(YOUR INSTRUCTIONS): Go through the listing below and list every line with "由甲方协助处理".

(SUPPLIED INFORMATION):
* start *

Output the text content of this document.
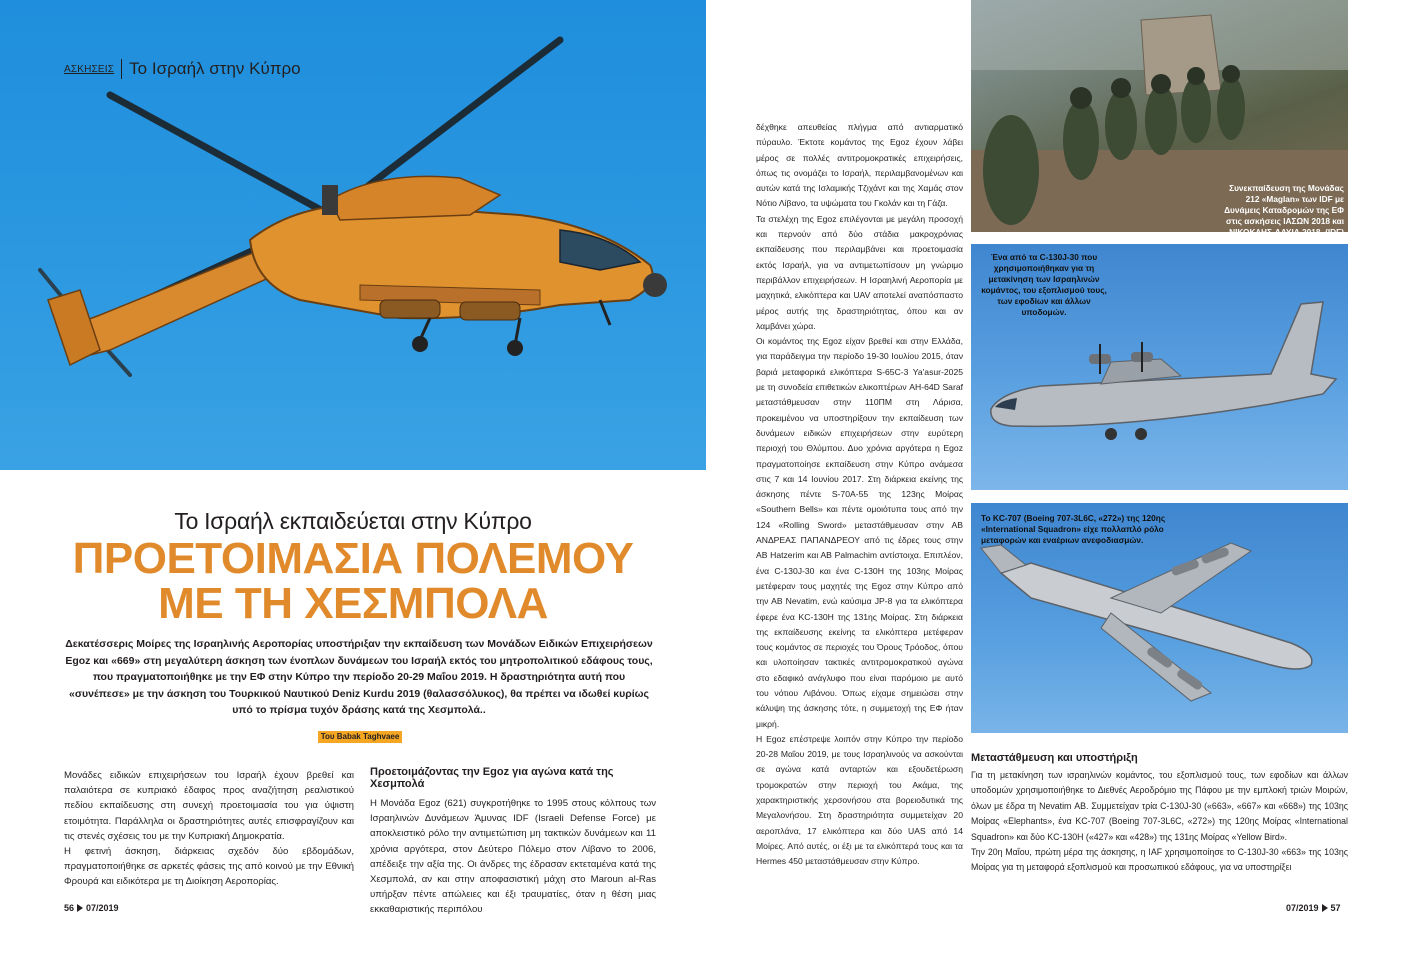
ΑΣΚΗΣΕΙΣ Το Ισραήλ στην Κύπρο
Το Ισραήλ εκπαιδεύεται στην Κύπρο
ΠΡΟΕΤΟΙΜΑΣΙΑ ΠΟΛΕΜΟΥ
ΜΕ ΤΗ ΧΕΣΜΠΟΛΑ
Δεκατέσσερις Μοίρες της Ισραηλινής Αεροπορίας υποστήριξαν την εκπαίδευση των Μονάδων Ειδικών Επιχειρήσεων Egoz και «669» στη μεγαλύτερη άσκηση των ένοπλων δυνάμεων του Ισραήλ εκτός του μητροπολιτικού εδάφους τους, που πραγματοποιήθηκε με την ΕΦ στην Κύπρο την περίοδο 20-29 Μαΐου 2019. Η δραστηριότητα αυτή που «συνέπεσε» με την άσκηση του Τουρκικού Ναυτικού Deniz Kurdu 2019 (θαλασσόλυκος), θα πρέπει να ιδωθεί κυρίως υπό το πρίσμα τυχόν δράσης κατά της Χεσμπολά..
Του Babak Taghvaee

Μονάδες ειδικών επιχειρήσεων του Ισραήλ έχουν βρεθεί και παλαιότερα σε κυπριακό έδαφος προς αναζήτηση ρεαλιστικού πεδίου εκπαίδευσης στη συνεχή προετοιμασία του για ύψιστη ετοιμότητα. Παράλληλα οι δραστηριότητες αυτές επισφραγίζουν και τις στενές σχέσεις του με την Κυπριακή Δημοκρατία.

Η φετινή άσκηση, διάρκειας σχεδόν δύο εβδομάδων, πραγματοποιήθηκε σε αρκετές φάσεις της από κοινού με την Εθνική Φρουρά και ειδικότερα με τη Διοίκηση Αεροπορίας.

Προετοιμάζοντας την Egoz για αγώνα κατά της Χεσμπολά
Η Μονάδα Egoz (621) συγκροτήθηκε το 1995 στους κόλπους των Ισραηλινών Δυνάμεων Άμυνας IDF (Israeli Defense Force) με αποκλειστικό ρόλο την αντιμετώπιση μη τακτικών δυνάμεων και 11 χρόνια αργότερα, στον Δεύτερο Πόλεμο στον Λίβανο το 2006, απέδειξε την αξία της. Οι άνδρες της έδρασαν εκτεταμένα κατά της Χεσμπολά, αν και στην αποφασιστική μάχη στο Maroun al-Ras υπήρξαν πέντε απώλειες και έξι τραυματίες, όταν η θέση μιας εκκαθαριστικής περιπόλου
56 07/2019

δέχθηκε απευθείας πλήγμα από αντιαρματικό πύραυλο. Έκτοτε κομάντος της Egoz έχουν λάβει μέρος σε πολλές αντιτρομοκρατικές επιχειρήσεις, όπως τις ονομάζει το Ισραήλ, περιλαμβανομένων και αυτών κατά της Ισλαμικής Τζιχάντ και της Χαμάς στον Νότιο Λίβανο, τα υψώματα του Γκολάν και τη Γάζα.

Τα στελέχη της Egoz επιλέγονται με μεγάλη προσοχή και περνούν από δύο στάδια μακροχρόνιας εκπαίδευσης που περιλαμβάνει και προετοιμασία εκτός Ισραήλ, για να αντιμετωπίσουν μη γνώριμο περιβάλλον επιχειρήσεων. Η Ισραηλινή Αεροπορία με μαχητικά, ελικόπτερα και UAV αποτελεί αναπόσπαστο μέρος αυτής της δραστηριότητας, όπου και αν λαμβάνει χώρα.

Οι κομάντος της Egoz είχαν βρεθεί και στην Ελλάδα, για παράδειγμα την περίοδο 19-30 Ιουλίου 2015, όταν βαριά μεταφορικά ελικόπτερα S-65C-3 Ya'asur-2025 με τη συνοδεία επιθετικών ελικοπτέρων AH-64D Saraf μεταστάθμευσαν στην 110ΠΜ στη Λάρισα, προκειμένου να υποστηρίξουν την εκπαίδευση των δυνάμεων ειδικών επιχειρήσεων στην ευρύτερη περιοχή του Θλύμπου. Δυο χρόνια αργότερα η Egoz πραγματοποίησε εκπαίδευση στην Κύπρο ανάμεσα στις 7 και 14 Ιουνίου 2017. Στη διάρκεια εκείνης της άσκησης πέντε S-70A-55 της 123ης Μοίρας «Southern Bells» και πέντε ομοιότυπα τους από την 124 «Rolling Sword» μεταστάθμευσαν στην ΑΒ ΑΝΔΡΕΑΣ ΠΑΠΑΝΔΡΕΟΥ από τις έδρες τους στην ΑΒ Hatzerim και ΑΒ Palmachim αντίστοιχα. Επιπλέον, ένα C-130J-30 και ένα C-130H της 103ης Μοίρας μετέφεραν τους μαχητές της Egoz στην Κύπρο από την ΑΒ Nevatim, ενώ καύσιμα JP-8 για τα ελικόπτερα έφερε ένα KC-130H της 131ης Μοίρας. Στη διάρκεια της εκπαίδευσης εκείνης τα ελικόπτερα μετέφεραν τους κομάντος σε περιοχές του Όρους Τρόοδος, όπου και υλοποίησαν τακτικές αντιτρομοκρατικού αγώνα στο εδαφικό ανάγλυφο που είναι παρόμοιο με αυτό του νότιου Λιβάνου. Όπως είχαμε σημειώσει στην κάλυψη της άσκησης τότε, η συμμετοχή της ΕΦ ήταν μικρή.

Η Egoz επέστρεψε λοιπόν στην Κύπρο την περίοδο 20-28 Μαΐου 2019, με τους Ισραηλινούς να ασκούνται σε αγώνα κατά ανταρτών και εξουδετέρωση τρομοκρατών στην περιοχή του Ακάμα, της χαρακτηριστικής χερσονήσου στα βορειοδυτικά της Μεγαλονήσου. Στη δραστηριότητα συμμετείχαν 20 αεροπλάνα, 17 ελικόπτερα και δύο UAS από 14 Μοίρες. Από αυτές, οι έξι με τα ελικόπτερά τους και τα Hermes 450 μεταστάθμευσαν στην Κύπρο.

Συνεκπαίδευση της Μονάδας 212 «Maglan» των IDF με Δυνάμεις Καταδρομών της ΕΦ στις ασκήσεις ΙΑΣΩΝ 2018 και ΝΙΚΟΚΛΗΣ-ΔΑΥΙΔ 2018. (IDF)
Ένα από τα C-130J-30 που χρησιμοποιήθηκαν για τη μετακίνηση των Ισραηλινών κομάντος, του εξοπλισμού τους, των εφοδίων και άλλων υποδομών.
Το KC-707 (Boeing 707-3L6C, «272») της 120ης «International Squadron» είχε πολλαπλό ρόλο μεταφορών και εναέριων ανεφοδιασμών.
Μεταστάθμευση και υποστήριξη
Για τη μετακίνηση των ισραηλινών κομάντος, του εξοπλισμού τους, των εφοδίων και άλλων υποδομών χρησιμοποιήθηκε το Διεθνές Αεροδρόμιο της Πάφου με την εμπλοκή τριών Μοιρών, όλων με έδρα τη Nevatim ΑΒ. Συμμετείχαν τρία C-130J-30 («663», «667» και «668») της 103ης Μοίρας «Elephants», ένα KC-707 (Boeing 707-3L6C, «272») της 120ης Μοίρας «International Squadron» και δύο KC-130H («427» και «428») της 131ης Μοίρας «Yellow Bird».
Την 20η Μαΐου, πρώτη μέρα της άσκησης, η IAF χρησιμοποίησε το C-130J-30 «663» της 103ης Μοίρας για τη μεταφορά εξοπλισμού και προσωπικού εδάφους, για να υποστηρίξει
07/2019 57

* end *
* start *

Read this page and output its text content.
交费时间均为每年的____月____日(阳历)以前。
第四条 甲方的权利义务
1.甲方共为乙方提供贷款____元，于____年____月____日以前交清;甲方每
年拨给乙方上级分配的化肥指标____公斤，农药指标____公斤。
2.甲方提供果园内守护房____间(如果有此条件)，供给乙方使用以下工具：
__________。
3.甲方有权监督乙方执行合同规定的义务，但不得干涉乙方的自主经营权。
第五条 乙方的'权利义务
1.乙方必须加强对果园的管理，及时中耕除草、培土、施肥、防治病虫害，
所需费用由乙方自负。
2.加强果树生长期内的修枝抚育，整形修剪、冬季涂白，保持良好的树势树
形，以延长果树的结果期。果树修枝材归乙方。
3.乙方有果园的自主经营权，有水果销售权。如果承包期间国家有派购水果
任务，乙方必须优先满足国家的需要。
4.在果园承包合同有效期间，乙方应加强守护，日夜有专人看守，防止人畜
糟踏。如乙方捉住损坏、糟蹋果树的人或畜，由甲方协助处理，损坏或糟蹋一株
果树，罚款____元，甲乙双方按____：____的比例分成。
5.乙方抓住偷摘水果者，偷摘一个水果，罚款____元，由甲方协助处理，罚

* end *

(TASK SOLUTION):
糟踏。如乙方捉住损坏、糟蹋果树的人或畜，由甲方协助处理，损坏或糟蹋一株
5.乙方抓住偷摘水果者，偷摘一个水果，罚款____元，由甲方协助处理，罚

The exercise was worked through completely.